[Data items]
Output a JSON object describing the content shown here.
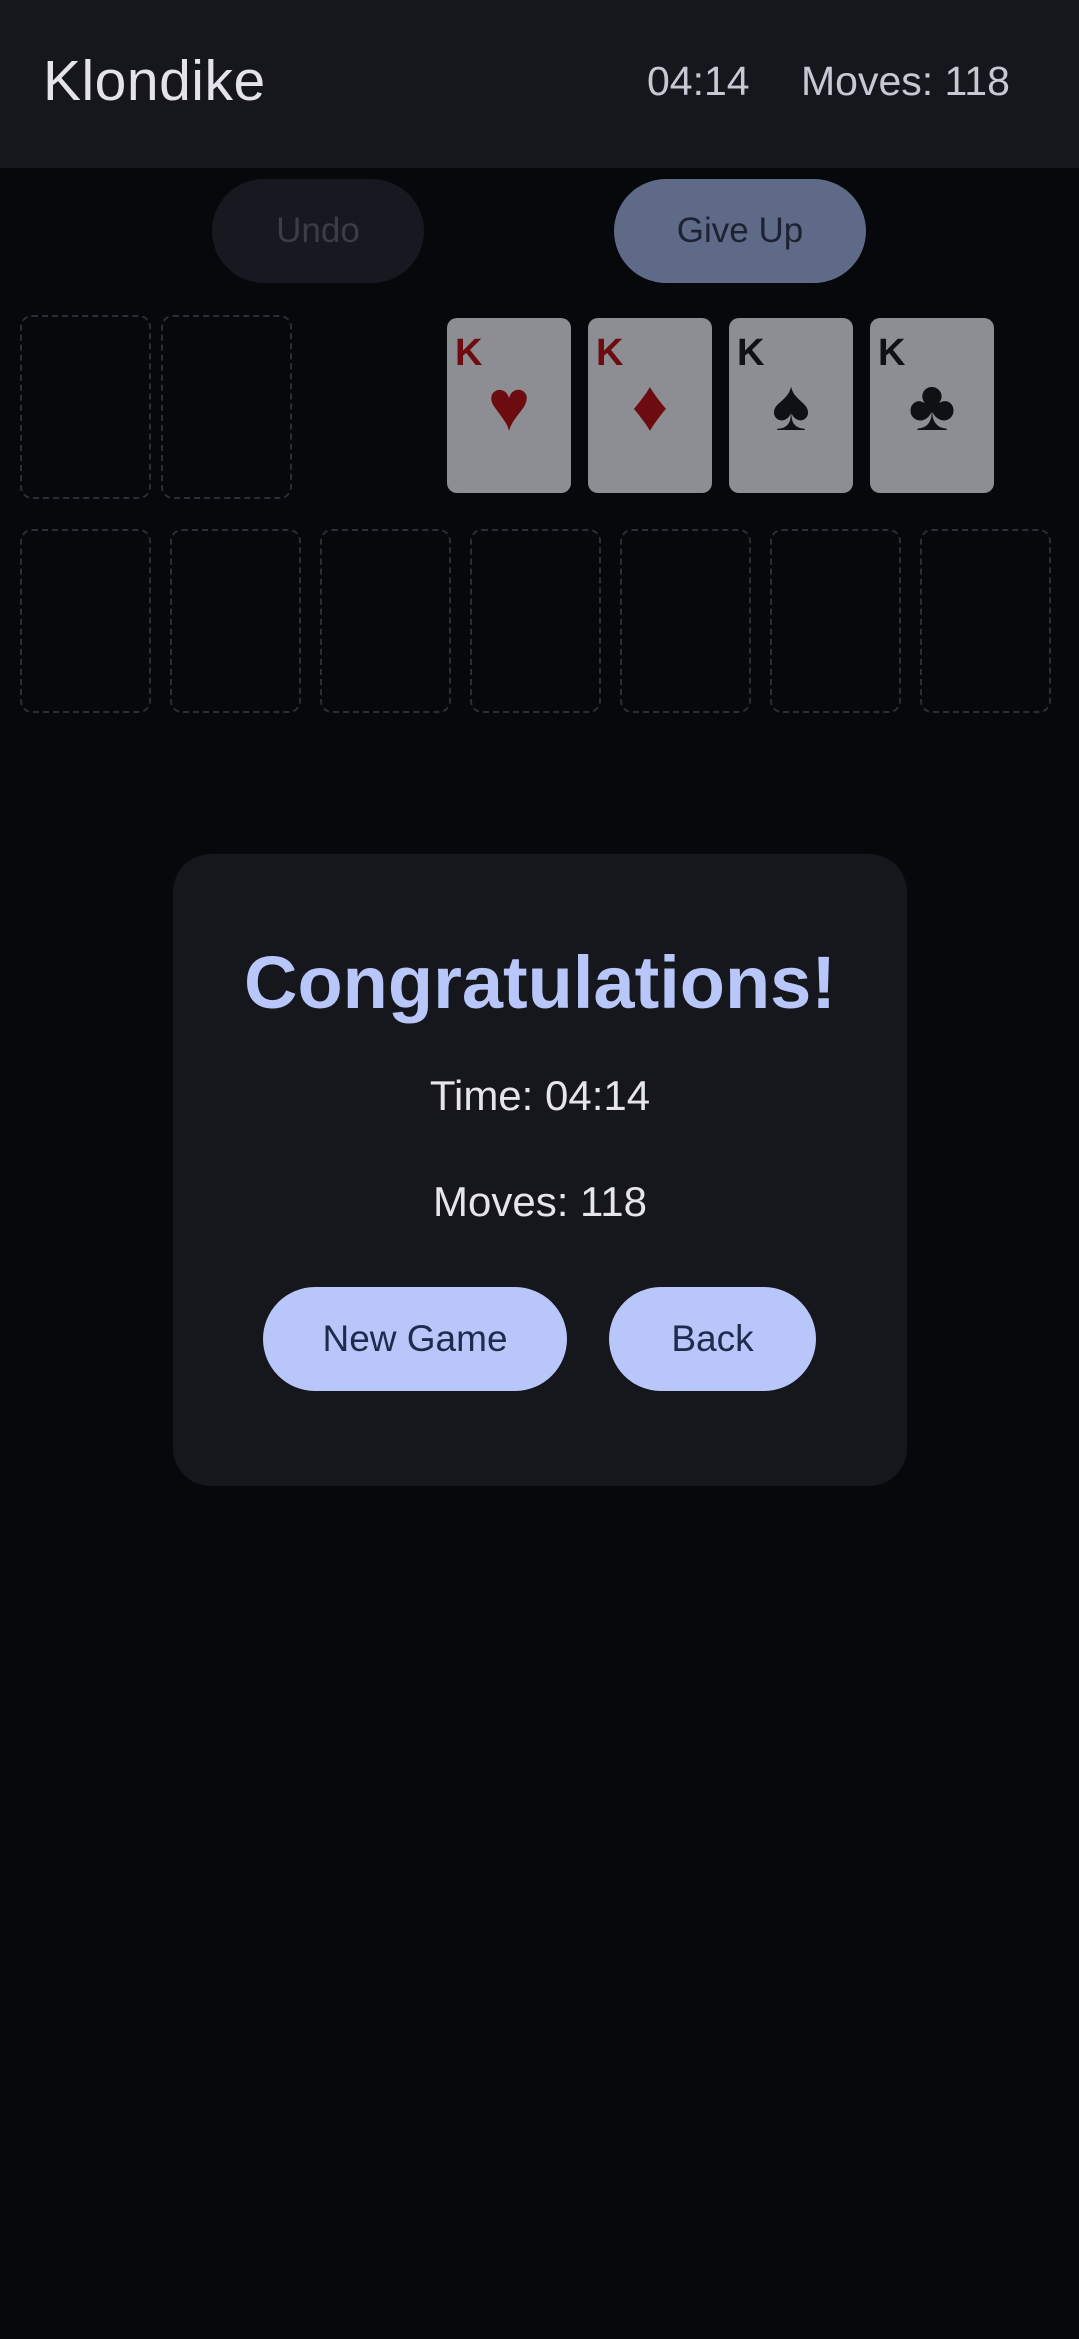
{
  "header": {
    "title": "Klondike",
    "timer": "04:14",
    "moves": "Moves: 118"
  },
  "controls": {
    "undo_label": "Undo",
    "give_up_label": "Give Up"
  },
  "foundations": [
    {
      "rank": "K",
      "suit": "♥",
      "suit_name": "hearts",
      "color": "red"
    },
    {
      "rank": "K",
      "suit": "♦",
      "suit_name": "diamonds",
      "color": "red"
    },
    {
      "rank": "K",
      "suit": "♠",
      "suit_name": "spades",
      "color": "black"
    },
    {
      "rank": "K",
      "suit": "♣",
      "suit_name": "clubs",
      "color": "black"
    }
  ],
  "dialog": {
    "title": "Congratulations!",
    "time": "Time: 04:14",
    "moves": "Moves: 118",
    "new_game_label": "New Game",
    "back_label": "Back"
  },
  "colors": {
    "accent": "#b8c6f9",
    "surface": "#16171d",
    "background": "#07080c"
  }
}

...

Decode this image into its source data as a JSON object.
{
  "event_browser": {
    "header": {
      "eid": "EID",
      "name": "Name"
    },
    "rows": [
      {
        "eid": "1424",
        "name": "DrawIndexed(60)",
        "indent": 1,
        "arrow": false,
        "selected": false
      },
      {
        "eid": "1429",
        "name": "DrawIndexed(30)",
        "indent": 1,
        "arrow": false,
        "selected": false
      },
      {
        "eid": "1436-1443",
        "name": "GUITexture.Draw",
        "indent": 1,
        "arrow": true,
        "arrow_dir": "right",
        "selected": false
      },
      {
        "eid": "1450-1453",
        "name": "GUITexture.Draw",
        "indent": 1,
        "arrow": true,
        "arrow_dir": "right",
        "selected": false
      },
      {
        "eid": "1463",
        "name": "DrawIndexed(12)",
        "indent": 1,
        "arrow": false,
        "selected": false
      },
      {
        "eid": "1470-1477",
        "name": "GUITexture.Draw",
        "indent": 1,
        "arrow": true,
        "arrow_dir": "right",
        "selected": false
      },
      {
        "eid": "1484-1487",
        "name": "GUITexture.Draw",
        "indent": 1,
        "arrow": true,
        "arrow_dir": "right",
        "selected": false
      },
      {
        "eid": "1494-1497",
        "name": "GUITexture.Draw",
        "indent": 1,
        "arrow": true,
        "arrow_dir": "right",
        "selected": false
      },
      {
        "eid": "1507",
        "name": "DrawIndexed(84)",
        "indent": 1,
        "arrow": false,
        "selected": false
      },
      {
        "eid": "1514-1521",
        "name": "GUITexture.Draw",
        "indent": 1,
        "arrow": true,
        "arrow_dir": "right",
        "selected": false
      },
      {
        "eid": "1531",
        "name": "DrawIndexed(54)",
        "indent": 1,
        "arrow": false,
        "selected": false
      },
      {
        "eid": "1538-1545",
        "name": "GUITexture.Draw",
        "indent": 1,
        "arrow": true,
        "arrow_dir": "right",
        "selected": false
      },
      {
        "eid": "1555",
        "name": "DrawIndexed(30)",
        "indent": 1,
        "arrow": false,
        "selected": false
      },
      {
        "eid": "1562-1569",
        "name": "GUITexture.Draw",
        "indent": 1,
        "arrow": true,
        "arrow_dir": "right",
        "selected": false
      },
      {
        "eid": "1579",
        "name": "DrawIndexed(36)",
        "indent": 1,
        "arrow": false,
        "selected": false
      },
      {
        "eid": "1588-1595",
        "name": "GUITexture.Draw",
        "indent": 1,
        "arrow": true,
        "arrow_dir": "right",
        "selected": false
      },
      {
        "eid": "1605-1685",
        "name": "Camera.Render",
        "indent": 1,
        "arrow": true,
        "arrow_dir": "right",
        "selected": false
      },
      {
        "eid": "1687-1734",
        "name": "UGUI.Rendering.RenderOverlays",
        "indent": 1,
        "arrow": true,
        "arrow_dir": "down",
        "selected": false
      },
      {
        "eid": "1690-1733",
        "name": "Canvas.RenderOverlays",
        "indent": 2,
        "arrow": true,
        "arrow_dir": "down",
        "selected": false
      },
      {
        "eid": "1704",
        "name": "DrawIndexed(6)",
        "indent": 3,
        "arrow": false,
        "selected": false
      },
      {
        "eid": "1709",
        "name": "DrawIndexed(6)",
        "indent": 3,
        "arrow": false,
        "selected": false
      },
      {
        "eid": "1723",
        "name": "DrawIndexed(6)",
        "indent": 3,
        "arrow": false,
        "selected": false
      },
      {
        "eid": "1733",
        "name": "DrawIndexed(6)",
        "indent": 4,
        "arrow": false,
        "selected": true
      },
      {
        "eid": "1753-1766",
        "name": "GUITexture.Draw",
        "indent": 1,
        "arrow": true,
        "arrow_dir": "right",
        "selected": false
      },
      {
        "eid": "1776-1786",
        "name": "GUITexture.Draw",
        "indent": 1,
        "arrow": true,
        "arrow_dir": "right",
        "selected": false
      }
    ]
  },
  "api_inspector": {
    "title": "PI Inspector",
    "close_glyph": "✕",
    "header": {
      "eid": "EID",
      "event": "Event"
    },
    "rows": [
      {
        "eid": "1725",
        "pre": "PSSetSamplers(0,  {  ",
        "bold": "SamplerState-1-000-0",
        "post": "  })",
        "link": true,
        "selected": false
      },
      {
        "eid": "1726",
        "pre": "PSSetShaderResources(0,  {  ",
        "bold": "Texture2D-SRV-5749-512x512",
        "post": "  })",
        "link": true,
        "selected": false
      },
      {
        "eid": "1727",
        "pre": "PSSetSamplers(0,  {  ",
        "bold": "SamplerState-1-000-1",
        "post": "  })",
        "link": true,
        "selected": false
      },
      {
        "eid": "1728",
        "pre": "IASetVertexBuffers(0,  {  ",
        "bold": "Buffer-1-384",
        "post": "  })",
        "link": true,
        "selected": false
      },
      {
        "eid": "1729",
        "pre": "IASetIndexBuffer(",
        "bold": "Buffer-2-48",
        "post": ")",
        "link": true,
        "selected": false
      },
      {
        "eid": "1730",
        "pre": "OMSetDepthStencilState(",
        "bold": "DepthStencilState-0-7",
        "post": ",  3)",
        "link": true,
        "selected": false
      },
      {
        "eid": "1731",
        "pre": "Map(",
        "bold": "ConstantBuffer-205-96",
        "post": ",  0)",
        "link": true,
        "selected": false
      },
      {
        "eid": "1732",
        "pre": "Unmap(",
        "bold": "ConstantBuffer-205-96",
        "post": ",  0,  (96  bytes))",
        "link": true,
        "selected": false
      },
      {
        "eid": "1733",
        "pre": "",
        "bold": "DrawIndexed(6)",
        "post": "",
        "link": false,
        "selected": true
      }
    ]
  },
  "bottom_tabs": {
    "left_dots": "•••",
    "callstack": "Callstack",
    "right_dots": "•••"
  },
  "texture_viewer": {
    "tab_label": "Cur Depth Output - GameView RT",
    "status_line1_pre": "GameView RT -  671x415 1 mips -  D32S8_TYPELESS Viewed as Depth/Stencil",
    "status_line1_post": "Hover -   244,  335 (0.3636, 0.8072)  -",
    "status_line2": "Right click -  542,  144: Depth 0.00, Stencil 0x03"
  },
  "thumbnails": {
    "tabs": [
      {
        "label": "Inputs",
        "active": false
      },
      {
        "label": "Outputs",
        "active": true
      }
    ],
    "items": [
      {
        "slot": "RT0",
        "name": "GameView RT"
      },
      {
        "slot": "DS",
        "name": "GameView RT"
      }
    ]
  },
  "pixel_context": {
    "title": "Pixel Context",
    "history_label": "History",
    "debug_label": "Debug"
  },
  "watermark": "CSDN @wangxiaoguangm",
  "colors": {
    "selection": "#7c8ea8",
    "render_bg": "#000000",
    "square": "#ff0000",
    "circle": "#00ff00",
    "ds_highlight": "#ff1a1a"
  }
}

> **What is required**: Search the records above for "bold". Copy each line where it is found.

> **Full output**:
        "bold": "SamplerState-1-000-0",
        "bold": "Texture2D-SRV-5749-512x512",
        "bold": "SamplerState-1-000-1",
        "bold": "Buffer-1-384",
        "bold": "Buffer-2-48",
        "bold": "DepthStencilState-0-7",
        "bold": "ConstantBuffer-205-96",
        "bold": "ConstantBuffer-205-96",
        "bold": "DrawIndexed(6)",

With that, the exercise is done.